- EXTRACT TO READ -
Reassigned LHP Randy Choate to their minor league camp. [3/21]
Talk about the roads not taken-no Liriano, that we knew. But no Baker either? He didn't help himself any, but how confident should anybody be about a rotation whose Plan A involves Carlos Silva and Ramon Ortiz and Sidney Ponson? I don't think resurrections on demand can even be bought with a few Papal indulgences to be named later, but that's a rotation that transcends any exercise in hope and faith, and really involves wishcasting big squiggly numbers from your offense on a daily basis to be able to endure. I was really very impressed with Terry Ryan and Ron Gardenhire and how they swapped out last year's problems in the course of last season, but it seems like they're making that same exercise a necessity this season as well. As the Scottish proverb goes, he who won't be ruled by the rudder must be ruled by the rocks, but I had no idea there were helmsmen who so delighted in charting craggy courses.

- SUPPLIED RECORDS -
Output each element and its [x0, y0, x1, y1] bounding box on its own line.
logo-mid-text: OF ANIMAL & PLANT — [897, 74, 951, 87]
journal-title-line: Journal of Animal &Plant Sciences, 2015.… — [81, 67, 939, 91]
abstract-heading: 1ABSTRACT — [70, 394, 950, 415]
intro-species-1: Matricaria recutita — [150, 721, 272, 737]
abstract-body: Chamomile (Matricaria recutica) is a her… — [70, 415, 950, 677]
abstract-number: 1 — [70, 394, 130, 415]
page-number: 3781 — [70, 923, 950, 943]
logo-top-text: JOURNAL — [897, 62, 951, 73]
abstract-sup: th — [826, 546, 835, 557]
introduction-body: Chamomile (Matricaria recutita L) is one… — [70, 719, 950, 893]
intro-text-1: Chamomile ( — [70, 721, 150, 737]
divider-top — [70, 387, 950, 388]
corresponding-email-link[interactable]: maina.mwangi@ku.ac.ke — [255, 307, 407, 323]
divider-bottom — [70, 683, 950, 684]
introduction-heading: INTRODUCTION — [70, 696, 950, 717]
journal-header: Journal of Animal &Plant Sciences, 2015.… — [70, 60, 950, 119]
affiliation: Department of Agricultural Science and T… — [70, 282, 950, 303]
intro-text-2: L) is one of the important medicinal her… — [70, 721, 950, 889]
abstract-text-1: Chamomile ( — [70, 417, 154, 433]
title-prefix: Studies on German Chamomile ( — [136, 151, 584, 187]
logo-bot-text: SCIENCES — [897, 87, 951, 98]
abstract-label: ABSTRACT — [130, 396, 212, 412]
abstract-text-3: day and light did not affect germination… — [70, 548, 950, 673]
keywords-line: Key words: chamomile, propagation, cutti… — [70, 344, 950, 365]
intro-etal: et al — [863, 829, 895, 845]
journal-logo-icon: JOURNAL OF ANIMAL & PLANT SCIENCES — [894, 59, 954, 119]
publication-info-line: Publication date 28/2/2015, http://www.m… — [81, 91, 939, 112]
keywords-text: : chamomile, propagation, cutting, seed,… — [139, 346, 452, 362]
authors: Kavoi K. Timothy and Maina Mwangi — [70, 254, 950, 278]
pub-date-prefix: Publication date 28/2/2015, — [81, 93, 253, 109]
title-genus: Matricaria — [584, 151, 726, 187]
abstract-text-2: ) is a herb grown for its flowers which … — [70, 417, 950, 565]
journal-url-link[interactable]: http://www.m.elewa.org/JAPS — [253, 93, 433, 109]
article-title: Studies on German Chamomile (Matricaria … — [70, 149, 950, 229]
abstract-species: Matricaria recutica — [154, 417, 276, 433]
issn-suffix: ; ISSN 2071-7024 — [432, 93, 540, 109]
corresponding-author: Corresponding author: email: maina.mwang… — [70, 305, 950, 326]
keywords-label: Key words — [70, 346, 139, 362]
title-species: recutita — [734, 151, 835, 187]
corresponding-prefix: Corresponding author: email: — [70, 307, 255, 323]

- EXERCISE AIM -
According to the baseball commentary, why should no one feel very confident about the team's rotation? Answer in one to three sentences. The records are drawn from a different source than the text.

- SOLUTION -
The rotation's Plan A depends on Carlos Silva, Ramon Ortiz and Sidney Ponson, with neither Liriano nor Baker in it. The writer says enduring such a rotation would take daily "wishcasting" of big numbers from the offense.